▶ **Set exercise**: Copy the data below exactly, omitting any picture it contains.

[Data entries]
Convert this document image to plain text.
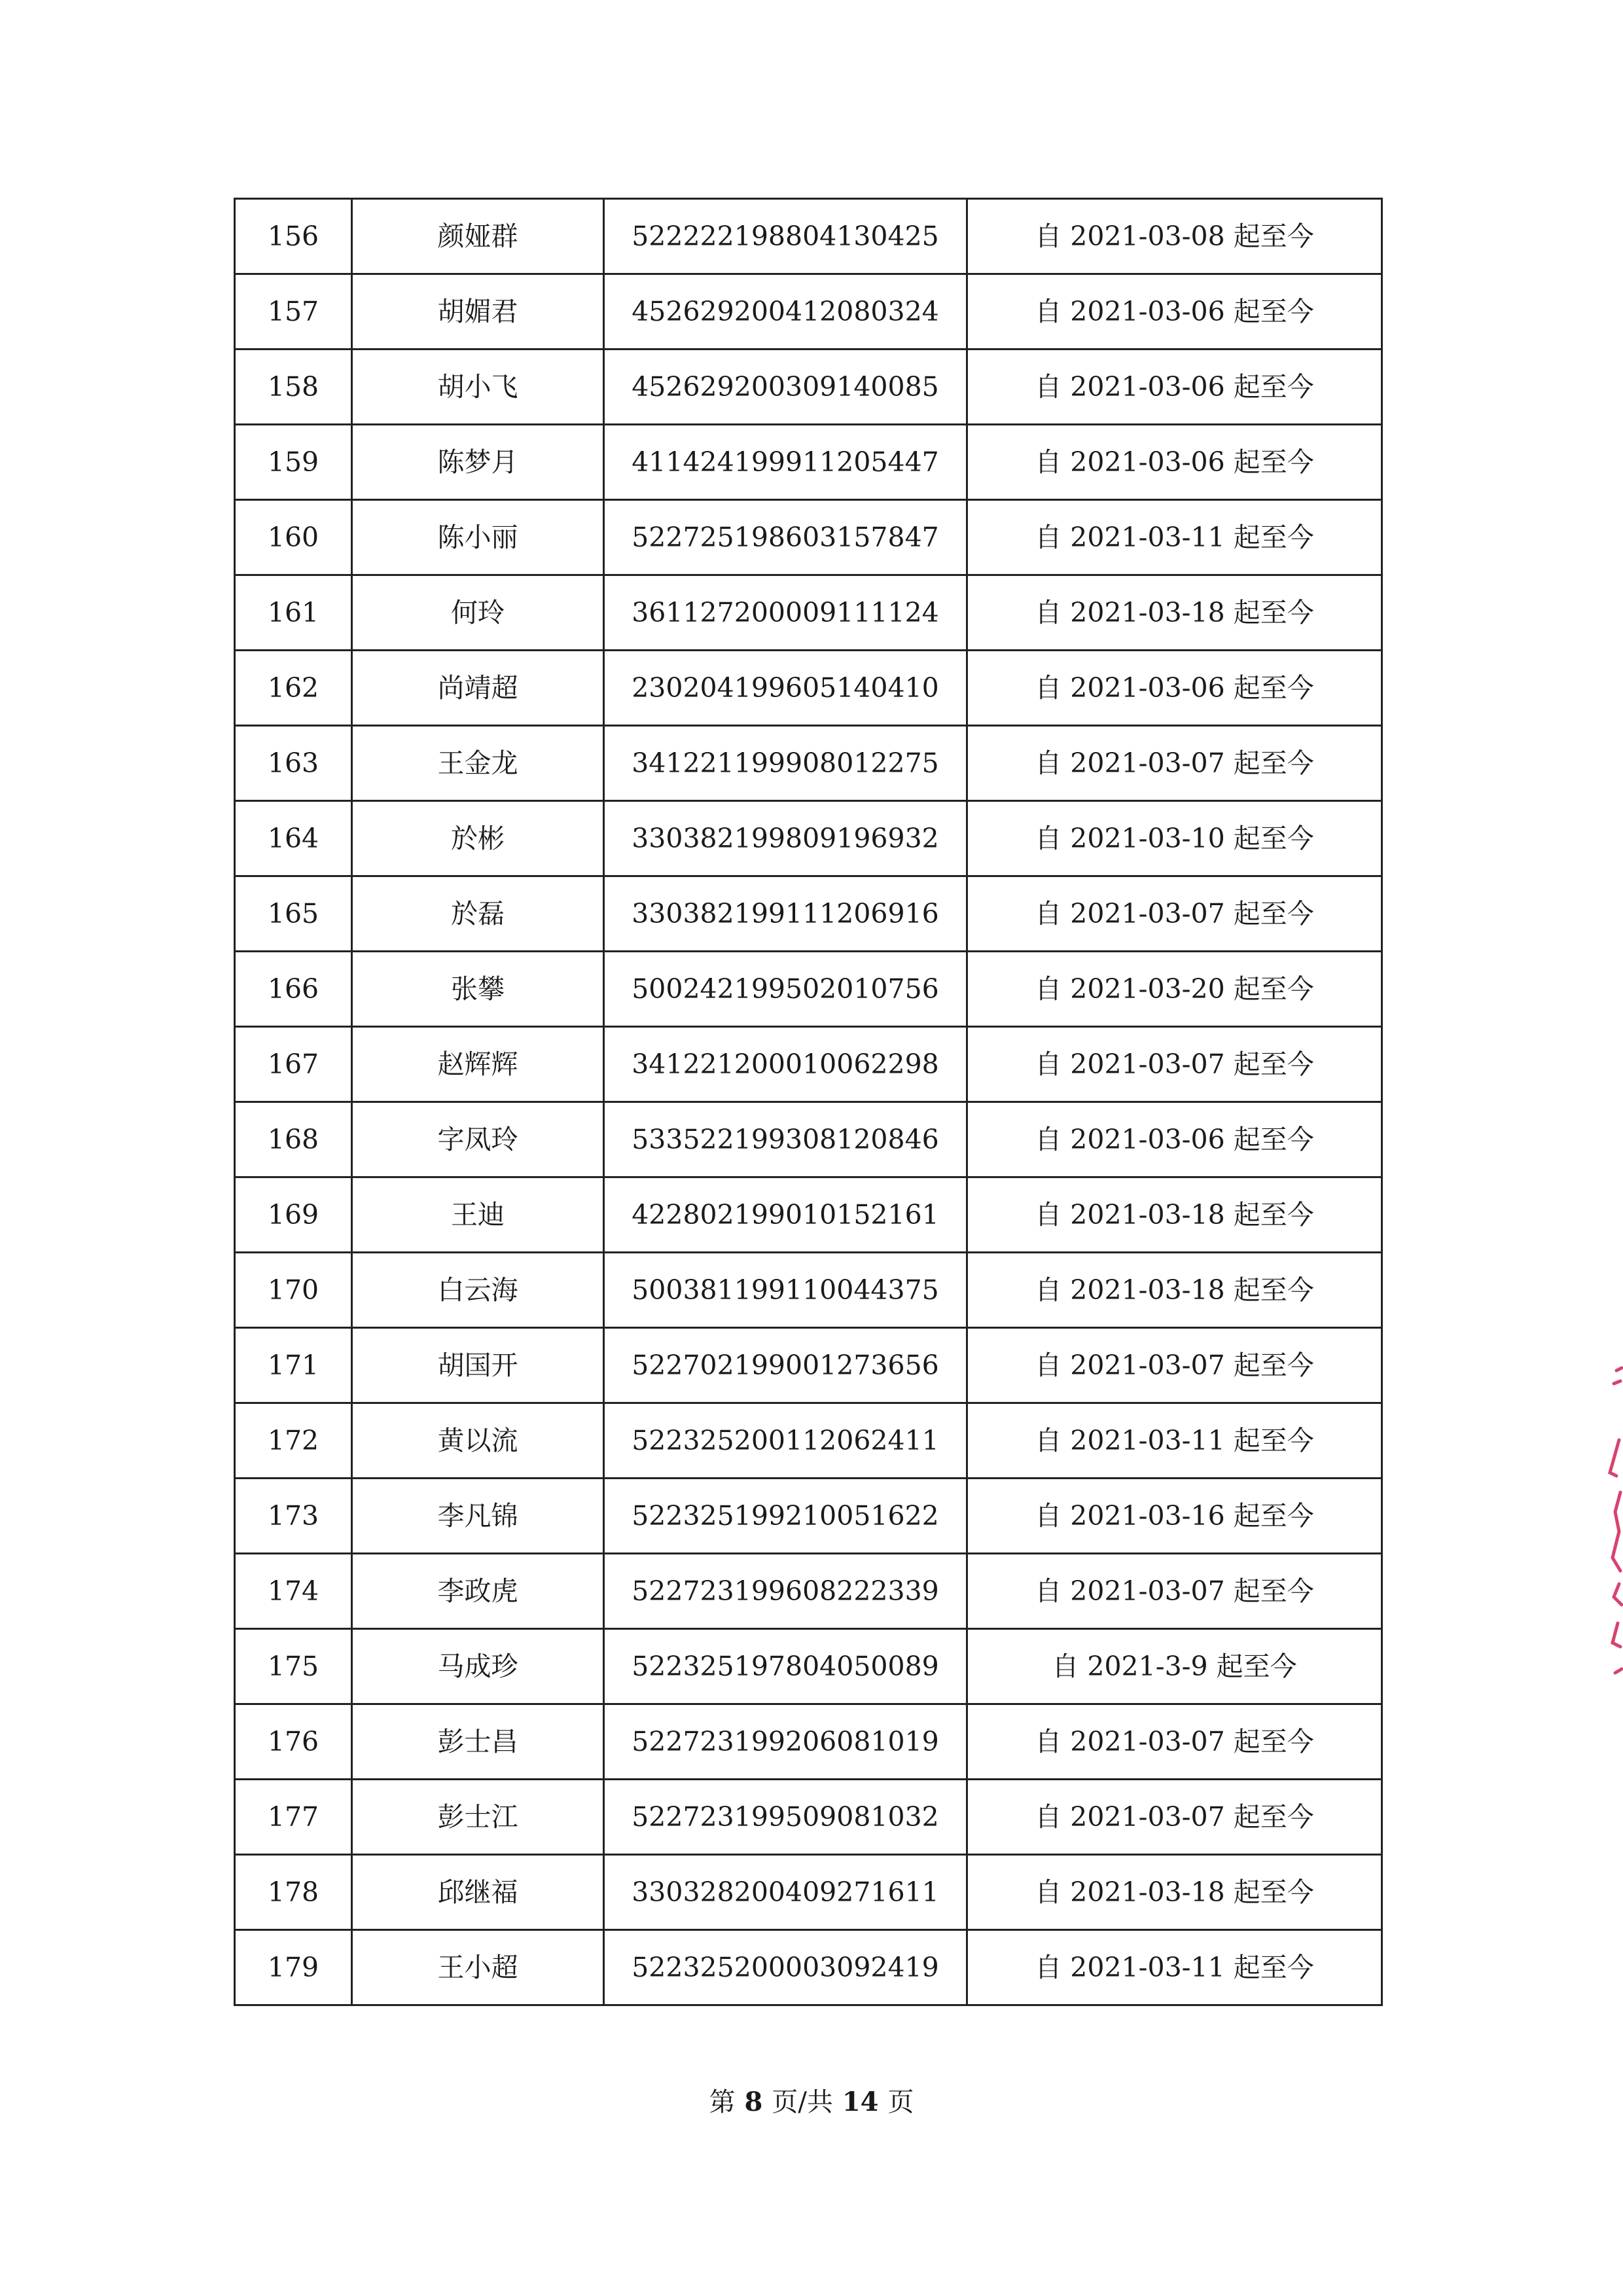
156	颜娅群	522222198804130425	自 2021-03-08 起至今
157	胡媚君	452629200412080324	自 2021-03-06 起至今
158	胡小飞	452629200309140085	自 2021-03-06 起至今
159	陈梦月	411424199911205447	自 2021-03-06 起至今
160	陈小丽	522725198603157847	自 2021-03-11 起至今
161	何玲	361127200009111124	自 2021-03-18 起至今
162	尚靖超	230204199605140410	自 2021-03-06 起至今
163	王金龙	341221199908012275	自 2021-03-07 起至今
164	於彬	330382199809196932	自 2021-03-10 起至今
165	於磊	330382199111206916	自 2021-03-07 起至今
166	张攀	500242199502010756	自 2021-03-20 起至今
167	赵辉辉	341221200010062298	自 2021-03-07 起至今
168	字凤玲	533522199308120846	自 2021-03-06 起至今
169	王迪	422802199010152161	自 2021-03-18 起至今
170	白云海	500381199110044375	自 2021-03-18 起至今
171	胡国开	522702199001273656	自 2021-03-07 起至今
172	黄以流	522325200112062411	自 2021-03-11 起至今
173	李凡锦	522325199210051622	自 2021-03-16 起至今
174	李政虎	522723199608222339	自 2021-03-07 起至今
175	马成珍	522325197804050089	自 2021-3-9 起至今
176	彭士昌	522723199206081019	自 2021-03-07 起至今
177	彭士江	522723199509081032	自 2021-03-07 起至今
178	邱继福	330328200409271611	自 2021-03-18 起至今
179	王小超	522325200003092419	自 2021-03-11 起至今
第 8 页/共 14 页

▶ **Exercise result**:
Convert this document image to plain text.
156	颜娅群	522222198804130425	自 2021-03-08 起至今
157	胡媚君	452629200412080324	自 2021-03-06 起至今
158	胡小飞	452629200309140085	自 2021-03-06 起至今
159	陈梦月	411424199911205447	自 2021-03-06 起至今
160	陈小丽	522725198603157847	自 2021-03-11 起至今
161	何玲	361127200009111124	自 2021-03-18 起至今
162	尚靖超	230204199605140410	自 2021-03-06 起至今
163	王金龙	341221199908012275	自 2021-03-07 起至今
164	於彬	330382199809196932	自 2021-03-10 起至今
165	於磊	330382199111206916	自 2021-03-07 起至今
166	张攀	500242199502010756	自 2021-03-20 起至今
167	赵辉辉	341221200010062298	自 2021-03-07 起至今
168	字凤玲	533522199308120846	自 2021-03-06 起至今
169	王迪	422802199010152161	自 2021-03-18 起至今
170	白云海	500381199110044375	自 2021-03-18 起至今
171	胡国开	522702199001273656	自 2021-03-07 起至今
172	黄以流	522325200112062411	自 2021-03-11 起至今
173	李凡锦	522325199210051622	自 2021-03-16 起至今
174	李政虎	522723199608222339	自 2021-03-07 起至今
175	马成珍	522325197804050089	自 2021-3-9 起至今
176	彭士昌	522723199206081019	自 2021-03-07 起至今
177	彭士江	522723199509081032	自 2021-03-07 起至今
178	邱继福	330328200409271611	自 2021-03-18 起至今
179	王小超	522325200003092419	自 2021-03-11 起至今
第 8 页/共 14 页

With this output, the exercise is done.